REQUIRED TASK: Read the lines that follow and pick out every one containing the word "Other".

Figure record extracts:
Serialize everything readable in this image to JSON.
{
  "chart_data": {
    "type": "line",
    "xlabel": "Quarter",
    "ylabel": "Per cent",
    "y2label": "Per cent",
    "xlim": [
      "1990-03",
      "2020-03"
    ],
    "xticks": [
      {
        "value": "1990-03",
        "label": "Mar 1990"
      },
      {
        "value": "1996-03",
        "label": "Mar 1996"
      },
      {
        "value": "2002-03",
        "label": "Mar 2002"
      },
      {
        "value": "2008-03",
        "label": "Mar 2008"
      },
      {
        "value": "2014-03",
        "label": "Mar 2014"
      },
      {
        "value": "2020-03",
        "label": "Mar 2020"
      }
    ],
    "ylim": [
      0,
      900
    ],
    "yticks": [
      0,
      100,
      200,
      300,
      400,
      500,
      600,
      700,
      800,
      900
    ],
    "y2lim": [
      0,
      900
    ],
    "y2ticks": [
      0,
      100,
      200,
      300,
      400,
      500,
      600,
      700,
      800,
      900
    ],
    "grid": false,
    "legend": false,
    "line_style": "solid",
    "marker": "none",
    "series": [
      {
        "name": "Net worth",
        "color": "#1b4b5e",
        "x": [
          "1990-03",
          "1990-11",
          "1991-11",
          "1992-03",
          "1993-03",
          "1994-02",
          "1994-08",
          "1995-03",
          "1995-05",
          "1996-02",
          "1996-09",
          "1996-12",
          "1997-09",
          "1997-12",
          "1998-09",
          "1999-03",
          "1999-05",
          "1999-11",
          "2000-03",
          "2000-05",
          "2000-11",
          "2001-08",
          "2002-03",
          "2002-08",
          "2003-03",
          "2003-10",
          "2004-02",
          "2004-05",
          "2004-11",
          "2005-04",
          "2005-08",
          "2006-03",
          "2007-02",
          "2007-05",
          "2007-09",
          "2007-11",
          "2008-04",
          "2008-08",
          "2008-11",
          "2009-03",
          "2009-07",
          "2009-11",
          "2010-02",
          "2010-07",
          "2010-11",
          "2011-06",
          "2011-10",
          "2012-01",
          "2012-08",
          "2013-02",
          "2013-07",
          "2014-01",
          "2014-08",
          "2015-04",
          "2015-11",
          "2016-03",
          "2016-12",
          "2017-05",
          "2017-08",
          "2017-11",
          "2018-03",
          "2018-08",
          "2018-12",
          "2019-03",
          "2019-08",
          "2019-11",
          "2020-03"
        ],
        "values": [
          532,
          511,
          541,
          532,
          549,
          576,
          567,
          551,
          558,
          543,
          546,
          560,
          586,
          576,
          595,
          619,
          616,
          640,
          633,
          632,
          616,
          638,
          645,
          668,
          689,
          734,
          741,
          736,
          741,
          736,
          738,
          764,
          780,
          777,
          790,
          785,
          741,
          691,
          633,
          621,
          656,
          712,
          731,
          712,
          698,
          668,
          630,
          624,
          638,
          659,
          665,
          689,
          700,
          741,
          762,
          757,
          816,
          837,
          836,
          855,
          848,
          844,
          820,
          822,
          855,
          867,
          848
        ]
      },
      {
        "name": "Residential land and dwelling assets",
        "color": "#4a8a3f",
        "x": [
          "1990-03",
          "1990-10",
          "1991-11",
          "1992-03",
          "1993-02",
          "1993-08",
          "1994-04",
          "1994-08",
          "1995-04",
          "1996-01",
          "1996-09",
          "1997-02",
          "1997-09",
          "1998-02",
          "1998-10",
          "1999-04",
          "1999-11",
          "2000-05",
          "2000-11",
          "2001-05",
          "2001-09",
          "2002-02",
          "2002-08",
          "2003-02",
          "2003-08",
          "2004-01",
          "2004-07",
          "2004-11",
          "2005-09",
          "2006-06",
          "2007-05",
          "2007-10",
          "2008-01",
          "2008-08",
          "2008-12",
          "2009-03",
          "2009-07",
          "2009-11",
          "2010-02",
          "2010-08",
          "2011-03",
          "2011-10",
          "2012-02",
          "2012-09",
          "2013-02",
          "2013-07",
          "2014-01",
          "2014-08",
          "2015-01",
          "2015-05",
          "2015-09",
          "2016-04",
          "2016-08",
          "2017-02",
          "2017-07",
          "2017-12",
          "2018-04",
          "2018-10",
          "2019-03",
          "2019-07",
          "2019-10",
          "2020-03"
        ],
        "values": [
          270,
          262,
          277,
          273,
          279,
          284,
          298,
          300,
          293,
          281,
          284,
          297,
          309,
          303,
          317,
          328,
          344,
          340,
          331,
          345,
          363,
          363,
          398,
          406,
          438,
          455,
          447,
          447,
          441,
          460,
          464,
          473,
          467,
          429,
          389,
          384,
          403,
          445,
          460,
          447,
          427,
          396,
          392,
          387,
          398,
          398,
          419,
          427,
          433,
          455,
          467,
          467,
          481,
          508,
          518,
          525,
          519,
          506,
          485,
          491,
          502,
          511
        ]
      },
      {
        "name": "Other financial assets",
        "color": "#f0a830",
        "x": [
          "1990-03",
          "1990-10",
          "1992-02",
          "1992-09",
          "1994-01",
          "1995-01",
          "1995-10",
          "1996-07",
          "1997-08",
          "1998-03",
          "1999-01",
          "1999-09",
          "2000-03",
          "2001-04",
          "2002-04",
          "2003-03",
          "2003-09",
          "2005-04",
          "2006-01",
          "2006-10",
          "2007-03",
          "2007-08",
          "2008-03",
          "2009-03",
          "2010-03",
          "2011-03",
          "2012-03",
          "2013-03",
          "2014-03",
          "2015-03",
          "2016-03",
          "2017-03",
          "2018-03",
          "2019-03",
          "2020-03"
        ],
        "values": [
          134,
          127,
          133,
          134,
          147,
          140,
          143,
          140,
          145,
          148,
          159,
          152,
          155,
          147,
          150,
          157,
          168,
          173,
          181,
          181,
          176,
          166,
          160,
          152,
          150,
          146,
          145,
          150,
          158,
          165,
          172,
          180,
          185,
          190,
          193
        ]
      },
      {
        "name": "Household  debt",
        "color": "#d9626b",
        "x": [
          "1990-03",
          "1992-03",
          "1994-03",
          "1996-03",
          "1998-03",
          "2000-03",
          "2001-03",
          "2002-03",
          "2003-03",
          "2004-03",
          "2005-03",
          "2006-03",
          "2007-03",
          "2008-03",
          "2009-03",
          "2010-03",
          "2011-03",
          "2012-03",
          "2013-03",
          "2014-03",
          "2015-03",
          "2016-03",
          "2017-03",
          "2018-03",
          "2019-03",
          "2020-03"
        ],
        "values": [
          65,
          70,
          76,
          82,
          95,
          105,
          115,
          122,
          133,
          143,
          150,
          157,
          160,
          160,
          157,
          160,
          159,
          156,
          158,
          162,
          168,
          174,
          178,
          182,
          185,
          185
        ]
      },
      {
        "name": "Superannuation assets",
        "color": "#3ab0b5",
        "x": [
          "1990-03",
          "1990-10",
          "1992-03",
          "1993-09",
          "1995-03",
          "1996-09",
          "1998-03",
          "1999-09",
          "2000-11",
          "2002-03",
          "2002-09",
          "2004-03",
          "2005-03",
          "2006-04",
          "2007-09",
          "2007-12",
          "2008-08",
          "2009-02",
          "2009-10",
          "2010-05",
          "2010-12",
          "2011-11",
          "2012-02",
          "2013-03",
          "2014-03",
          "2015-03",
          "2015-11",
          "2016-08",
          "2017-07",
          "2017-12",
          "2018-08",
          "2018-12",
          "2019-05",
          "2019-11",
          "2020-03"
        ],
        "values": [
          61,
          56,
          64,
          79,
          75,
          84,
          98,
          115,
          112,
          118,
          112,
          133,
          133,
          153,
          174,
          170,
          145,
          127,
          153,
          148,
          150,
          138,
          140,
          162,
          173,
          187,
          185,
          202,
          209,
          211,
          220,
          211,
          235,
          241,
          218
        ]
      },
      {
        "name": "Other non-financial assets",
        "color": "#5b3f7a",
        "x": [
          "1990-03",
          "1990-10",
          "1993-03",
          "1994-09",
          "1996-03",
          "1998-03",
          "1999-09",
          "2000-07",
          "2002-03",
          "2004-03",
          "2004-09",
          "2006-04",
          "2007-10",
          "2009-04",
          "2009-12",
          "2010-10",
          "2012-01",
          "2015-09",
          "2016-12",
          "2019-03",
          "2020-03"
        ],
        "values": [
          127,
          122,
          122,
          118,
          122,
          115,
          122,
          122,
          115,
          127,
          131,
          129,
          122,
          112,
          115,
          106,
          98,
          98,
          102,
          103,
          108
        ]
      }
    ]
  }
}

ANSWER IN FULL:
        "name": "Other financial assets",
        "name": "Other non-financial assets",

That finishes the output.